§ **Travail demandé**:
#1 Recopiez fidèlement le passage de l'entretien sur la Fondation Perl qui va de « Article publié dans » jusqu'à « par Philippe Bruhat. ».
#2 Dans les enregistrements, reproduisez à l'identique les lignes allant de celle qui contient « bending-title: Bending Curve » jusqu'à celle qui contient « lure-silhouette (314, 86, 366, 118) », ces deux lignes comprises.

§ **Extrait proposé**:
────────────────────
Article publié dans Linux Magazine 82, avril 2006.
Cette interview a été réalisée pendant OSCON Europe, le 18 octobre 2005, au NH Grand Hotel Krasnapolsky à Amsterdam. Allison Randal était la présidente de la Perl Foundation jusqu'à la veille de l'interview (Bill Odom ayant été élu à ce poste quelques jours auparavant). Elle travaille pour O'Reilly Media et fait partie de l'équipe de conception de Perl 6.
Entretien et traduction réalisés par Philippe Bruhat.
Qu'est que la Fondation Perl (Perl Foundation) ? Quel est son rôle ?
La Fondation Perl soutient le développement de Perl. Elle ne dirige pas le développement de Perl. Le développement de Perl a sa propre structure de direction. TPF (The Perl Foundation) fait des choses comme le soutien de conférences Perl, la publicité autour de Perl, le soutien de groupes d'utilisateurs et l'implication dans la communauté. Les Perl Mongers et Perl Monks font partie de TPF.
La Fondation Perl se charge aussi de maintenir les services de perl.org
:
listes de diffusion, serveurs web, dépôts de contrôle de version, etc.
Ainsi, quand nous avons besoin de fonds pour acheter du matériel neuf ou des choses
de ce genre, cela passe également par la Fondation Perl.
Et l'Institut Perl (Perl Institute) était différent ?
L'Institut Perl était une sorte de première tentative. Si on regarde en arrière, il y a eu un petit scandale financier, aussi l'Institut Perl a-t-il été complètement fermé. Nous avons fait trop confiance à quelqu'un qui ne méritait pas vraiment notre confiance.
────────────────────
§ **Enregistrements fournis**:

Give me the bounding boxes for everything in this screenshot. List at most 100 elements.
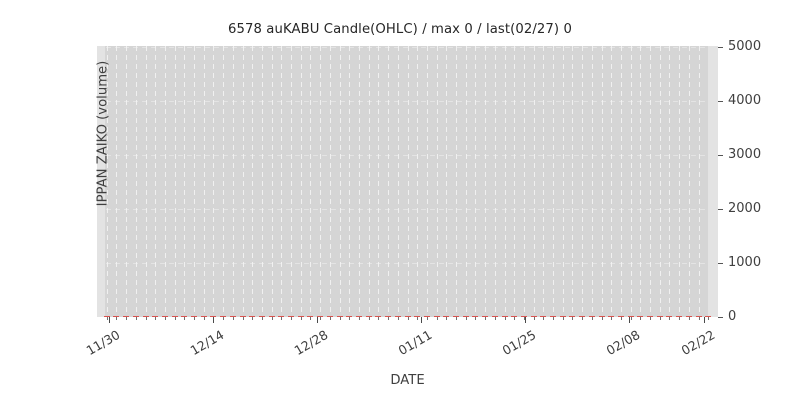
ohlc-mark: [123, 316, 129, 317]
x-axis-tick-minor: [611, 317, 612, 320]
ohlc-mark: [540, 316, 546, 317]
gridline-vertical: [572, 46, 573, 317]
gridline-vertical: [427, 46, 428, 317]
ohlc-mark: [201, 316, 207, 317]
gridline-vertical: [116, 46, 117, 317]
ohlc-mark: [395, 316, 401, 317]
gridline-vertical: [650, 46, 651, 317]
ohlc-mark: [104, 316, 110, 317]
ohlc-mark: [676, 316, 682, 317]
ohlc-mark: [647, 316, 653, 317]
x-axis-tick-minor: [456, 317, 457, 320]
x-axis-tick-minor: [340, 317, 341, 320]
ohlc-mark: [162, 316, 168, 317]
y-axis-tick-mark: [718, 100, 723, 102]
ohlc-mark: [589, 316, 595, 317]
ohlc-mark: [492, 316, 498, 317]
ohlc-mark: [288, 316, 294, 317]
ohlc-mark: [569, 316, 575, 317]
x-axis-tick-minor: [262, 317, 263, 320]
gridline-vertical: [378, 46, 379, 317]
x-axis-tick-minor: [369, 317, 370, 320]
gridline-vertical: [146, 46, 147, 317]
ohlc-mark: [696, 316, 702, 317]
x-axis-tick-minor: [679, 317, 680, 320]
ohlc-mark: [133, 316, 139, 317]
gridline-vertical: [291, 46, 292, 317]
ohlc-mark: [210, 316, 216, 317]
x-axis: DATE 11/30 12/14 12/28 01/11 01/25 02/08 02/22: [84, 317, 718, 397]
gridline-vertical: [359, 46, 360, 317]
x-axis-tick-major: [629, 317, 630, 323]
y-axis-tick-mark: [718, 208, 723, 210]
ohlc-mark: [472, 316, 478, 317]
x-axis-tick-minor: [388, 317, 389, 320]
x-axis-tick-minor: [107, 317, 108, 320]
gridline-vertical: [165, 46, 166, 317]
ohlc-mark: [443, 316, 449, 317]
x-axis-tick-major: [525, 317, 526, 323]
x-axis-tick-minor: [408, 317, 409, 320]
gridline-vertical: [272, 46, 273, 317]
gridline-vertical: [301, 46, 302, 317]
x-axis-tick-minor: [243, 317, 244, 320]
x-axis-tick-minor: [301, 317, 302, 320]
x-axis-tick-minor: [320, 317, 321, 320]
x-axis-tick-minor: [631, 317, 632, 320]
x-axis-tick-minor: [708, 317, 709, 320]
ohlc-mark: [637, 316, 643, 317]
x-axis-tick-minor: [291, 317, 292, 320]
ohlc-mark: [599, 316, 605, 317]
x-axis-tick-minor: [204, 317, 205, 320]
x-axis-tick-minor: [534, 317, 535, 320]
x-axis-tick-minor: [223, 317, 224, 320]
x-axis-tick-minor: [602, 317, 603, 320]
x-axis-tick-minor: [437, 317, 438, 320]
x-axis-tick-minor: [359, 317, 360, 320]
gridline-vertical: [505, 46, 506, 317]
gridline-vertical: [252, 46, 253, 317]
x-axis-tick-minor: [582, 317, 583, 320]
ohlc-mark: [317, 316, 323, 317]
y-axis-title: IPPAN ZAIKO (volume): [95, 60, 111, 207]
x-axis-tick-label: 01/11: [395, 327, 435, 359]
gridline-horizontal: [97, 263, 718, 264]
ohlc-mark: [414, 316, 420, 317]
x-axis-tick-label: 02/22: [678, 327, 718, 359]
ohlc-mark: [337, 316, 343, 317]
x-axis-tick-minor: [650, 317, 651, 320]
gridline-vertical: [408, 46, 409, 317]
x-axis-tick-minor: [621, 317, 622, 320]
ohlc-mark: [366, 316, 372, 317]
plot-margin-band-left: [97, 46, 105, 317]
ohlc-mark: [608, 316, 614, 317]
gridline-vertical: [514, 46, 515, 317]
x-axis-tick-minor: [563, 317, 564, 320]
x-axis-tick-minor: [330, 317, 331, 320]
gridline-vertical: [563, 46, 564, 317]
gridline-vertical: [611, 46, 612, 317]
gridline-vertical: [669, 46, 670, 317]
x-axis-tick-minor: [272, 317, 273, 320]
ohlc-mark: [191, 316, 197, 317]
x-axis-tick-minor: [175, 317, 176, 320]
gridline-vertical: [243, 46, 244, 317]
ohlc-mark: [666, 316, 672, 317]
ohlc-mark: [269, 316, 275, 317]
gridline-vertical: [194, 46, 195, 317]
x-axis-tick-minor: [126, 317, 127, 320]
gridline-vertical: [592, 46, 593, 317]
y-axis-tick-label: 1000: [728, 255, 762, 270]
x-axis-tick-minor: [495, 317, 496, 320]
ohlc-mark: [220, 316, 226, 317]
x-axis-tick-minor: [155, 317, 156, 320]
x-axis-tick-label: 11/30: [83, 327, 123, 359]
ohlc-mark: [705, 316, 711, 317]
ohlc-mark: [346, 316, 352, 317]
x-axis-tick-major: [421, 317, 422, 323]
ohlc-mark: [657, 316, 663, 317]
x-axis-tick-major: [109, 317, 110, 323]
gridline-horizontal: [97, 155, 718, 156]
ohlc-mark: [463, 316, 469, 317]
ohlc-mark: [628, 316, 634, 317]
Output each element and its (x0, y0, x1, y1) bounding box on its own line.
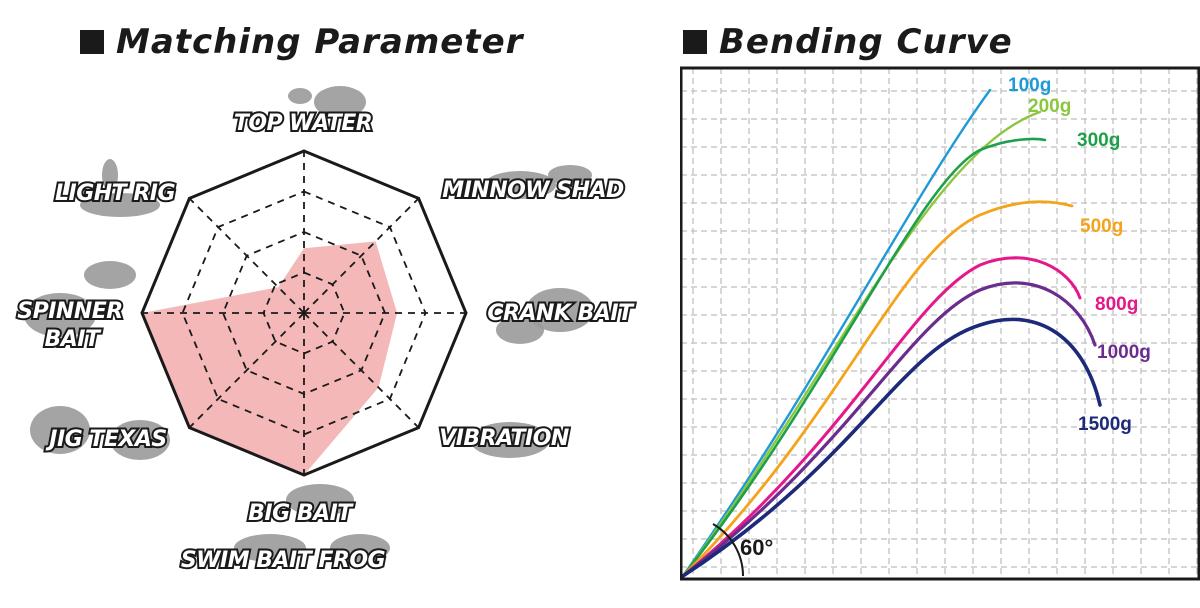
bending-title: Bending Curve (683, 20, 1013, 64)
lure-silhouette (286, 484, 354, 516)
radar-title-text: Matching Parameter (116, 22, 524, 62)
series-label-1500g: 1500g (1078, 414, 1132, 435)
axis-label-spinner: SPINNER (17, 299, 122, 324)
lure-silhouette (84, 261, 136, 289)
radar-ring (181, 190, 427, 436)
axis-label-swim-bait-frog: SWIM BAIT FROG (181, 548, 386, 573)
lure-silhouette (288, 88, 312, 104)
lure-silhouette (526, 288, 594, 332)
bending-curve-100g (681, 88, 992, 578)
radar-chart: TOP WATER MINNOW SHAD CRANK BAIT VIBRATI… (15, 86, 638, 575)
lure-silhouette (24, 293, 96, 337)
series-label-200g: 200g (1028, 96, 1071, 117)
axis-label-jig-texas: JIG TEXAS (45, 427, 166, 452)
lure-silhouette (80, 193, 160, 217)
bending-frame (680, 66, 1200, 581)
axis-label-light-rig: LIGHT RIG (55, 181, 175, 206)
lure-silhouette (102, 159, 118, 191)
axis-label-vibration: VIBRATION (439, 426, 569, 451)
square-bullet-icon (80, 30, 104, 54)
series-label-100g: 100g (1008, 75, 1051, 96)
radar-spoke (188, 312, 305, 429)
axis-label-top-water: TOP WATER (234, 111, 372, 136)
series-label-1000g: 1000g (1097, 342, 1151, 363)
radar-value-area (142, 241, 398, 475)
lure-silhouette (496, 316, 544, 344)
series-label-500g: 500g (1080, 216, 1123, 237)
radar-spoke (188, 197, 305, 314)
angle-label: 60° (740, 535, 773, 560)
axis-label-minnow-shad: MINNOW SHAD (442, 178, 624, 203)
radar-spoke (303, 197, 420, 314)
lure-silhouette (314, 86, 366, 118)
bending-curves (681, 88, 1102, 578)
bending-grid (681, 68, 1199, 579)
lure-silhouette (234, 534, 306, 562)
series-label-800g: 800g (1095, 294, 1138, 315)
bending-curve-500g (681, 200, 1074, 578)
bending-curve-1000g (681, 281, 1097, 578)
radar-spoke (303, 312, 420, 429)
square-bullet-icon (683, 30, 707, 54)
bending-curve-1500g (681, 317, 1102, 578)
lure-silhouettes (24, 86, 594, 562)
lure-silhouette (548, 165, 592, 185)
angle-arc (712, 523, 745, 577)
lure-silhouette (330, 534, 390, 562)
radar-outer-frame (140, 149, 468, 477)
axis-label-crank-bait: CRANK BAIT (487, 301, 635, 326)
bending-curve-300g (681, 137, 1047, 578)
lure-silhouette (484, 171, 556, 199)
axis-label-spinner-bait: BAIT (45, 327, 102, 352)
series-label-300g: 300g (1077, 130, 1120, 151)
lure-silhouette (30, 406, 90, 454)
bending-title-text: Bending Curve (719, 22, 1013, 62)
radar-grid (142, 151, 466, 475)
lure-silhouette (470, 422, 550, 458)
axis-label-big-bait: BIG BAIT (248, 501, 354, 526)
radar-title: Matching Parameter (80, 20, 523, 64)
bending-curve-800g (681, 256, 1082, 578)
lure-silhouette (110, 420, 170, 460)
────────────────────
§ **Éléments de réponse**:
#1
Article publié dans Linux Magazine 82, avril 2006.
Cette interview a été réalisée pendant OSCON Europe, le 18 octobre 2005, au NH Grand Hotel Krasnapolsky à Amsterdam. Allison Randal était la présidente de la Perl Foundation jusqu'à la veille de l'interview (Bill Odom ayant été élu à ce poste quelques jours auparavant). Elle travaille pour O'Reilly Media et fait partie de l'équipe de conception de Perl 6.
Entretien et traduction réalisés par Philippe Bruhat.

#2
bending-title: Bending Curve (683, 20, 1013, 64)
lure-silhouette (286, 484, 354, 516)
radar-title-text: Matching Parameter (116, 22, 524, 62)
series-label-1500g: 1500g (1078, 414, 1132, 435)
axis-label-spinner: SPINNER (17, 299, 122, 324)
lure-silhouette (84, 261, 136, 289)
radar-ring (181, 190, 427, 436)
axis-label-swim-bait-frog: SWIM BAIT FROG (181, 548, 386, 573)
lure-silhouette (288, 88, 312, 104)
lure-silhouette (526, 288, 594, 332)
bending-curve-100g (681, 88, 992, 578)
radar-chart: TOP WATER MINNOW SHAD CRANK BAIT VIBRATI… (15, 86, 638, 575)
lure-silhouette (24, 293, 96, 337)
series-label-200g: 200g (1028, 96, 1071, 117)
axis-label-jig-texas: JIG TEXAS (45, 427, 166, 452)
lure-silhouette (80, 193, 160, 217)
bending-frame (680, 66, 1200, 581)
axis-label-light-rig: LIGHT RIG (55, 181, 175, 206)
lure-silhouette (102, 159, 118, 191)
axis-label-vibration: VIBRATION (439, 426, 569, 451)
square-bullet-icon (80, 30, 104, 54)
series-label-100g: 100g (1008, 75, 1051, 96)
radar-spoke (188, 312, 305, 429)
axis-label-top-water: TOP WATER (234, 111, 372, 136)
series-label-1000g: 1000g (1097, 342, 1151, 363)
radar-value-area (142, 241, 398, 475)
lure-silhouette (496, 316, 544, 344)
series-label-500g: 500g (1080, 216, 1123, 237)
radar-spoke (188, 197, 305, 314)
angle-label: 60° (740, 535, 773, 560)
axis-label-minnow-shad: MINNOW SHAD (442, 178, 624, 203)
radar-spoke (303, 197, 420, 314)
lure-silhouette (314, 86, 366, 118)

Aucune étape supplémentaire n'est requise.